■ TASK TO COMPLETE:
Images do not belong in the copy. Retype all the entries below exactly.

■ Stored data entries:
* Begin *

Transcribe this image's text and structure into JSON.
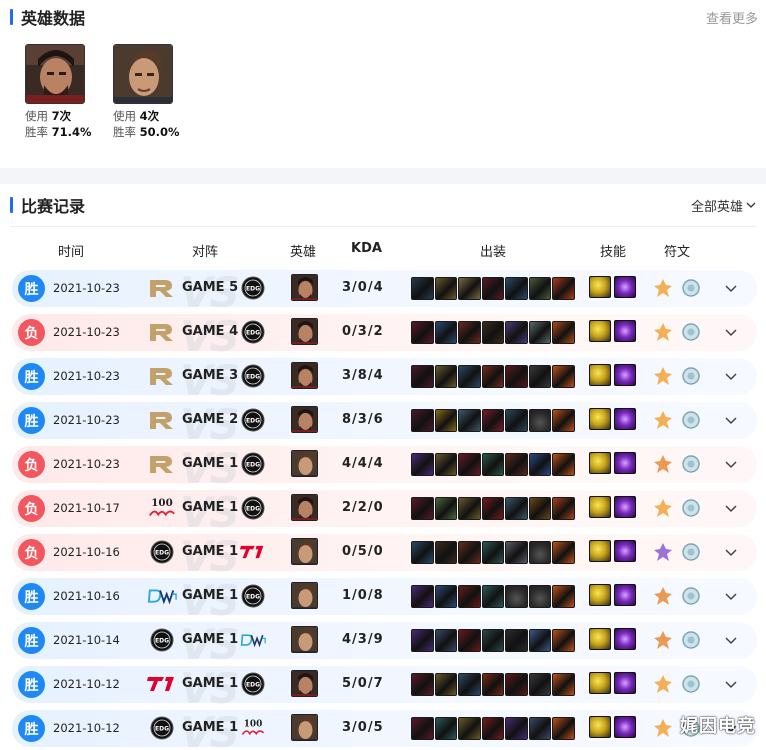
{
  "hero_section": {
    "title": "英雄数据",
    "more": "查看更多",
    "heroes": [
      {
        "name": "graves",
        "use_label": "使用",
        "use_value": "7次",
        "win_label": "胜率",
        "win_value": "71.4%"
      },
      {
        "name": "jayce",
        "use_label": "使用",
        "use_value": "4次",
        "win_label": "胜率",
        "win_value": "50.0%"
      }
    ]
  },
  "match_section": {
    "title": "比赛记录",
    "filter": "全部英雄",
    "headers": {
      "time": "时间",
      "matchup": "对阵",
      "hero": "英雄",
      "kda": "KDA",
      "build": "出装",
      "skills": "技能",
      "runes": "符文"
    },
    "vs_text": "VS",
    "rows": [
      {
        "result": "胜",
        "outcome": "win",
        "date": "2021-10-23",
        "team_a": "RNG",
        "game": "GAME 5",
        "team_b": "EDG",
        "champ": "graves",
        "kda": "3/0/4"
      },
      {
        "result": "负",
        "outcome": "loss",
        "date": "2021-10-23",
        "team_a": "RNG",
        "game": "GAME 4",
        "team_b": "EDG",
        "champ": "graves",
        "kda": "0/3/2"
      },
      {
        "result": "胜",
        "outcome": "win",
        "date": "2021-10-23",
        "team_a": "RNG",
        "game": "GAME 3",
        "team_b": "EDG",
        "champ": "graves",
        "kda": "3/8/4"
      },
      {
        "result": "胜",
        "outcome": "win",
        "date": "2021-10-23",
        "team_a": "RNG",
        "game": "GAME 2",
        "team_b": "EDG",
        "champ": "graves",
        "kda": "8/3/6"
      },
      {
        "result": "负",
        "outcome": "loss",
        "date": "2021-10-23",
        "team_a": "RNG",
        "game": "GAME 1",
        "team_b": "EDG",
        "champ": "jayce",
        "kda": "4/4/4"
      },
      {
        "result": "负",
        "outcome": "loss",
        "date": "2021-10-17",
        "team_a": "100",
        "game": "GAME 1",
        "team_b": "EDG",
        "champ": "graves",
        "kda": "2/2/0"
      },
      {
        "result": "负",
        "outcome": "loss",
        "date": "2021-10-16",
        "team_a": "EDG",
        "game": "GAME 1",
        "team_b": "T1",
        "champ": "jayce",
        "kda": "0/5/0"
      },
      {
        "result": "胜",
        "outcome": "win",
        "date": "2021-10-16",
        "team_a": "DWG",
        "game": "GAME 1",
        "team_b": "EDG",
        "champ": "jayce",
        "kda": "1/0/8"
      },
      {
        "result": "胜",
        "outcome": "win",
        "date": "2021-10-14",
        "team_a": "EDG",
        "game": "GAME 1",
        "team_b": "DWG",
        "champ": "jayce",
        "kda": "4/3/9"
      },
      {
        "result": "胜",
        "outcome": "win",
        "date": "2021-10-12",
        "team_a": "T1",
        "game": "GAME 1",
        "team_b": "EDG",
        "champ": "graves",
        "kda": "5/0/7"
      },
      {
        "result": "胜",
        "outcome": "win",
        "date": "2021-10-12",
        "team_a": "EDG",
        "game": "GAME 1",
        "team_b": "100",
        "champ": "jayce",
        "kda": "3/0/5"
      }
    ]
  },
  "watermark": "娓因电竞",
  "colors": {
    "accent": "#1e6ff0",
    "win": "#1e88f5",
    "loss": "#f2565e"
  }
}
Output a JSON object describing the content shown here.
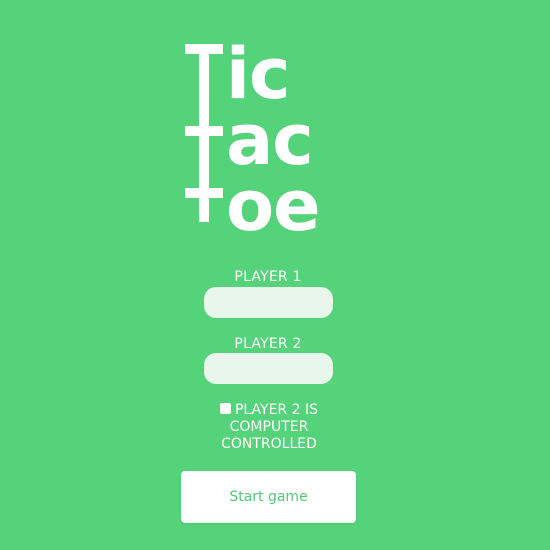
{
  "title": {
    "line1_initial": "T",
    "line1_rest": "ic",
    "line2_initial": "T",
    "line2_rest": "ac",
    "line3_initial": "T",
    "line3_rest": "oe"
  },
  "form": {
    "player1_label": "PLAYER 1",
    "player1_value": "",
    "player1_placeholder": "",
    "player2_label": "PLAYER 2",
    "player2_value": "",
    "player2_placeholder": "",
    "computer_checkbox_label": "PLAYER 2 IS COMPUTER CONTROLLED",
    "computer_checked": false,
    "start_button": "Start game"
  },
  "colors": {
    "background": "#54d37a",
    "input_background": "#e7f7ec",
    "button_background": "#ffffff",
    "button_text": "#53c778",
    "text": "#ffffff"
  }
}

* End *

■ TASK RESULT:
Transcribe this image's text and structure into JSON.
{
  "hero_section": {
    "title": "英雄数据",
    "more": "查看更多",
    "heroes": [
      {
        "name": "graves",
        "use_label": "使用",
        "use_value": "7次",
        "win_label": "胜率",
        "win_value": "71.4%"
      },
      {
        "name": "jayce",
        "use_label": "使用",
        "use_value": "4次",
        "win_label": "胜率",
        "win_value": "50.0%"
      }
    ]
  },
  "match_section": {
    "title": "比赛记录",
    "filter": "全部英雄",
    "headers": {
      "time": "时间",
      "matchup": "对阵",
      "hero": "英雄",
      "kda": "KDA",
      "build": "出装",
      "skills": "技能",
      "runes": "符文"
    },
    "vs_text": "VS",
    "rows": [
      {
        "result": "胜",
        "outcome": "win",
        "date": "2021-10-23",
        "team_a": "RNG",
        "game": "GAME 5",
        "team_b": "EDG",
        "champ": "graves",
        "kda": "3/0/4"
      },
      {
        "result": "负",
        "outcome": "loss",
        "date": "2021-10-23",
        "team_a": "RNG",
        "game": "GAME 4",
        "team_b": "EDG",
        "champ": "graves",
        "kda": "0/3/2"
      },
      {
        "result": "胜",
        "outcome": "win",
        "date": "2021-10-23",
        "team_a": "RNG",
        "game": "GAME 3",
        "team_b": "EDG",
        "champ": "graves",
        "kda": "3/8/4"
      },
      {
        "result": "胜",
        "outcome": "win",
        "date": "2021-10-23",
        "team_a": "RNG",
        "game": "GAME 2",
        "team_b": "EDG",
        "champ": "graves",
        "kda": "8/3/6"
      },
      {
        "result": "负",
        "outcome": "loss",
        "date": "2021-10-23",
        "team_a": "RNG",
        "game": "GAME 1",
        "team_b": "EDG",
        "champ": "jayce",
        "kda": "4/4/4"
      },
      {
        "result": "负",
        "outcome": "loss",
        "date": "2021-10-17",
        "team_a": "100",
        "game": "GAME 1",
        "team_b": "EDG",
        "champ": "graves",
        "kda": "2/2/0"
      },
      {
        "result": "负",
        "outcome": "loss",
        "date": "2021-10-16",
        "team_a": "EDG",
        "game": "GAME 1",
        "team_b": "T1",
        "champ": "jayce",
        "kda": "0/5/0"
      },
      {
        "result": "胜",
        "outcome": "win",
        "date": "2021-10-16",
        "team_a": "DWG",
        "game": "GAME 1",
        "team_b": "EDG",
        "champ": "jayce",
        "kda": "1/0/8"
      },
      {
        "result": "胜",
        "outcome": "win",
        "date": "2021-10-14",
        "team_a": "EDG",
        "game": "GAME 1",
        "team_b": "DWG",
        "champ": "jayce",
        "kda": "4/3/9"
      },
      {
        "result": "胜",
        "outcome": "win",
        "date": "2021-10-12",
        "team_a": "T1",
        "game": "GAME 1",
        "team_b": "EDG",
        "champ": "graves",
        "kda": "5/0/7"
      },
      {
        "result": "胜",
        "outcome": "win",
        "date": "2021-10-12",
        "team_a": "EDG",
        "game": "GAME 1",
        "team_b": "100",
        "champ": "jayce",
        "kda": "3/0/5"
      }
    ]
  },
  "watermark": "娓因电竞",
  "colors": {
    "accent": "#1e6ff0",
    "win": "#1e88f5",
    "loss": "#f2565e"
  }
}
Output a JSON object describing the content shown here.
{
  "title": {
    "line1_initial": "T",
    "line1_rest": "ic",
    "line2_initial": "T",
    "line2_rest": "ac",
    "line3_initial": "T",
    "line3_rest": "oe"
  },
  "form": {
    "player1_label": "PLAYER 1",
    "player1_value": "",
    "player1_placeholder": "",
    "player2_label": "PLAYER 2",
    "player2_value": "",
    "player2_placeholder": "",
    "computer_checkbox_label": "PLAYER 2 IS COMPUTER CONTROLLED",
    "computer_checked": false,
    "start_button": "Start game"
  },
  "colors": {
    "background": "#54d37a",
    "input_background": "#e7f7ec",
    "button_background": "#ffffff",
    "button_text": "#53c778",
    "text": "#ffffff"
  }
}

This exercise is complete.